:: Input ::

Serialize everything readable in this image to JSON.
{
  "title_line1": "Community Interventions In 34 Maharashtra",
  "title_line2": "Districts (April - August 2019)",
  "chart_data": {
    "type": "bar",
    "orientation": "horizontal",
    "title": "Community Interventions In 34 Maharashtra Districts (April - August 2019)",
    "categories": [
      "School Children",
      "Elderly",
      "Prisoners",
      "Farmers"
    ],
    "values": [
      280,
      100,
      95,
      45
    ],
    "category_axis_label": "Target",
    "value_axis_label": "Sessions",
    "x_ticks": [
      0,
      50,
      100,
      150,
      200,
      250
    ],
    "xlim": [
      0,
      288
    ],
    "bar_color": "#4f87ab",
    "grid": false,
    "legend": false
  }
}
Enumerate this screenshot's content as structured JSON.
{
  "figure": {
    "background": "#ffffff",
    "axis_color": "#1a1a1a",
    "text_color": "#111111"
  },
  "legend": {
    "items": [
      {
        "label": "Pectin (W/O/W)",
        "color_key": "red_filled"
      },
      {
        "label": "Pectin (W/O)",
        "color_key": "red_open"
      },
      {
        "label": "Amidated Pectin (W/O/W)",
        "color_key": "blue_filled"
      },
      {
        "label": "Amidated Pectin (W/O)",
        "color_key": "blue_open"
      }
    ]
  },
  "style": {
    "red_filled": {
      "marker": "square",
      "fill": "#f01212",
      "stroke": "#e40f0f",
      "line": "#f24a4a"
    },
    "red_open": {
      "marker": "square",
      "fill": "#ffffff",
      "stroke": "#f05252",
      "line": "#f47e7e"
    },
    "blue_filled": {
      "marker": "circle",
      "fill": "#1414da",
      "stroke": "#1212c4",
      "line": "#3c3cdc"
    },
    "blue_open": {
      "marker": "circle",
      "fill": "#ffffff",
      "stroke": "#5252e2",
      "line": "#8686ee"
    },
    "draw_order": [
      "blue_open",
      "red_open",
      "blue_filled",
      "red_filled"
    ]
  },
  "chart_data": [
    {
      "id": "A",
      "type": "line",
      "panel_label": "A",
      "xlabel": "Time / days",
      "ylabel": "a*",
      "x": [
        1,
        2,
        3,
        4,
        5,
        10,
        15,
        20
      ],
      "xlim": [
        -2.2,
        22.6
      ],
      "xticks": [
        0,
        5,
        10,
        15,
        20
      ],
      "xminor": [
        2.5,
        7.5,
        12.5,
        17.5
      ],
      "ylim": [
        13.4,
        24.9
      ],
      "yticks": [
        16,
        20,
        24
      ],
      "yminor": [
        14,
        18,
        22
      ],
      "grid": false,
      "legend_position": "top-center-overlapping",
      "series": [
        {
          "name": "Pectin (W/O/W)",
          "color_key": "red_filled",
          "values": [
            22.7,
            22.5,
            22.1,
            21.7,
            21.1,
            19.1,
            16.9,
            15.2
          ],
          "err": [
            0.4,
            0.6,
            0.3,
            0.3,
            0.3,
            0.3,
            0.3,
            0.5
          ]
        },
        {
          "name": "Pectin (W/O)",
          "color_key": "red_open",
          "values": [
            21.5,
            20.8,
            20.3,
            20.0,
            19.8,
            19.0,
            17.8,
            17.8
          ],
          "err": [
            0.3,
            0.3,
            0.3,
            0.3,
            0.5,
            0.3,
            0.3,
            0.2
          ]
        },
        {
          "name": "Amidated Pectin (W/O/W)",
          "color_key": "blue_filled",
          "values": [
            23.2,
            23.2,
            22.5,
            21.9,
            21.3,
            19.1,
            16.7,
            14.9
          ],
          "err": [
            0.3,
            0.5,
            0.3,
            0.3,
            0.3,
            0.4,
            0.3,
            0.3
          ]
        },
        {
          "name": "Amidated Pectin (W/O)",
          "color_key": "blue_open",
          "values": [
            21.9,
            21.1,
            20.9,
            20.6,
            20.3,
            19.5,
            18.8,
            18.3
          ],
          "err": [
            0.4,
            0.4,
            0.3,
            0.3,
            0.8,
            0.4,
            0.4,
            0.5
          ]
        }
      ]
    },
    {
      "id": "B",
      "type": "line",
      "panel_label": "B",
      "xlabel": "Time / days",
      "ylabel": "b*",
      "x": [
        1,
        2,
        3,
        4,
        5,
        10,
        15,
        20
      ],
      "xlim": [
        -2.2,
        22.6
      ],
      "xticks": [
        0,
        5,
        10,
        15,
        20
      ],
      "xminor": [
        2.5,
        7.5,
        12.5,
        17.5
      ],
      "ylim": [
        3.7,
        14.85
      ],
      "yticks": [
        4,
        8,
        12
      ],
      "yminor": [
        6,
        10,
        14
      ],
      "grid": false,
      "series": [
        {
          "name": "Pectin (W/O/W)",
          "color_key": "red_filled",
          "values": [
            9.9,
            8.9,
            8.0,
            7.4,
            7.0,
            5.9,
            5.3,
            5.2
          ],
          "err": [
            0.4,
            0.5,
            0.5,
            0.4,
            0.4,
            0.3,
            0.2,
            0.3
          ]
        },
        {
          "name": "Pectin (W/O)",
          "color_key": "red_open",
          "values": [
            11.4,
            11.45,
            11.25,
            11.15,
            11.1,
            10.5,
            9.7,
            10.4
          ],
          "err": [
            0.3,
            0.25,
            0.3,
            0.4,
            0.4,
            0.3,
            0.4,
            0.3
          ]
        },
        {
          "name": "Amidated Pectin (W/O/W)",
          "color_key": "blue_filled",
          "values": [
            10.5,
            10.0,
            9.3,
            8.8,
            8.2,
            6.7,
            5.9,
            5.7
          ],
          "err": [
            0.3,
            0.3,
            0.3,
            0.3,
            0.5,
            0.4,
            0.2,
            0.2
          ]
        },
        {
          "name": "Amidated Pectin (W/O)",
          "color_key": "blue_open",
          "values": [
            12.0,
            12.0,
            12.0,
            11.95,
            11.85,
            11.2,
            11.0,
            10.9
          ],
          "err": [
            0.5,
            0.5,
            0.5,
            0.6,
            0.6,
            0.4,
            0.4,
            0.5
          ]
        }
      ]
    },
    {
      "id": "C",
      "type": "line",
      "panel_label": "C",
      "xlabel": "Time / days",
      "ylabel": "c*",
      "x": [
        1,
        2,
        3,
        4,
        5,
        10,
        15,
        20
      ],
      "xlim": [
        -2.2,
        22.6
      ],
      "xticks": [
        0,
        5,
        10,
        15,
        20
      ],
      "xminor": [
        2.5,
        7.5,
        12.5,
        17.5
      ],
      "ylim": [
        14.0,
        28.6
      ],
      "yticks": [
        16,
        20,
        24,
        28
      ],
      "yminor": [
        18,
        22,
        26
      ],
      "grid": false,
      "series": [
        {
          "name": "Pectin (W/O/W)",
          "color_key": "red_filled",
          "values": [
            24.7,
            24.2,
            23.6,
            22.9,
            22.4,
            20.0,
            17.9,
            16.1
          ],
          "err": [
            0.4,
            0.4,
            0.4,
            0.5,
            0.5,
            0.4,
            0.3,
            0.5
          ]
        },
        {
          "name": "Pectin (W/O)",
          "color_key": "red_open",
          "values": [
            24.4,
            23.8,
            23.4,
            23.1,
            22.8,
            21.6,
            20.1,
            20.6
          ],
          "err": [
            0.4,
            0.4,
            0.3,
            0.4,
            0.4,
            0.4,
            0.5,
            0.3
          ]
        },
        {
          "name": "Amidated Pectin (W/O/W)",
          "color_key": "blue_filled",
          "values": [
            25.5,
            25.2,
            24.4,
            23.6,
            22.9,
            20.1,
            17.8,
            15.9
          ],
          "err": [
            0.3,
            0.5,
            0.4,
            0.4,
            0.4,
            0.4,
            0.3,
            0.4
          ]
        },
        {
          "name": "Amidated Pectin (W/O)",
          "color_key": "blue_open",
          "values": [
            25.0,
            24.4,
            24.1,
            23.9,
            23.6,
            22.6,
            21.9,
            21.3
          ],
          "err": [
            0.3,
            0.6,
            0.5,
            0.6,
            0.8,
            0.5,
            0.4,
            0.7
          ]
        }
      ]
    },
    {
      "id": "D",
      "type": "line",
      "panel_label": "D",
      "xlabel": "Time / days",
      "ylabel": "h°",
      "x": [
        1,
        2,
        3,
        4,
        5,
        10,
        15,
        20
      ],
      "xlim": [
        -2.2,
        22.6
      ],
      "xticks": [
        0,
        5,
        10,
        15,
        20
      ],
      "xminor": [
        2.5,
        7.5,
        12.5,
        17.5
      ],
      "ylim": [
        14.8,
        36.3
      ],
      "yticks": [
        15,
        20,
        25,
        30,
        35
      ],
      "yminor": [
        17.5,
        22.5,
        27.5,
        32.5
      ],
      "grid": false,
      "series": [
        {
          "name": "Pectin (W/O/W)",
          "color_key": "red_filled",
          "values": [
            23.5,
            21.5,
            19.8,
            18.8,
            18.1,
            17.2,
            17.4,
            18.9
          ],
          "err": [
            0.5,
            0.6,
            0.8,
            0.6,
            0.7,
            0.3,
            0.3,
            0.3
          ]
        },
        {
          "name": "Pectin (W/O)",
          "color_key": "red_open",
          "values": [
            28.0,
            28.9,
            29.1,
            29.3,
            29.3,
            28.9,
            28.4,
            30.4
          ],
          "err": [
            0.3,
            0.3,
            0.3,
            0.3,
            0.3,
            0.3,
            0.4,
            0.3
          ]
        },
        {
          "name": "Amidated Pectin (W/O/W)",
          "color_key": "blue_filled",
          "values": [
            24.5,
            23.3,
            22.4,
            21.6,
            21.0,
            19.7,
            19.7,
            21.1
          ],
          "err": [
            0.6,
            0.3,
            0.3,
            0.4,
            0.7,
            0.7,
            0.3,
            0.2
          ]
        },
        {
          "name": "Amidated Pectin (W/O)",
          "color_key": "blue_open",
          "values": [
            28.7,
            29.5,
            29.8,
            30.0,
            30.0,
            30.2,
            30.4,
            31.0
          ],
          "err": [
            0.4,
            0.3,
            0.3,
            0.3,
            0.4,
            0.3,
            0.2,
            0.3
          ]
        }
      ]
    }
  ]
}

:::

* [What this task involves]:
Scan the material above and determine how many lines include the word "August"; report only the number.

* [Task response]:
2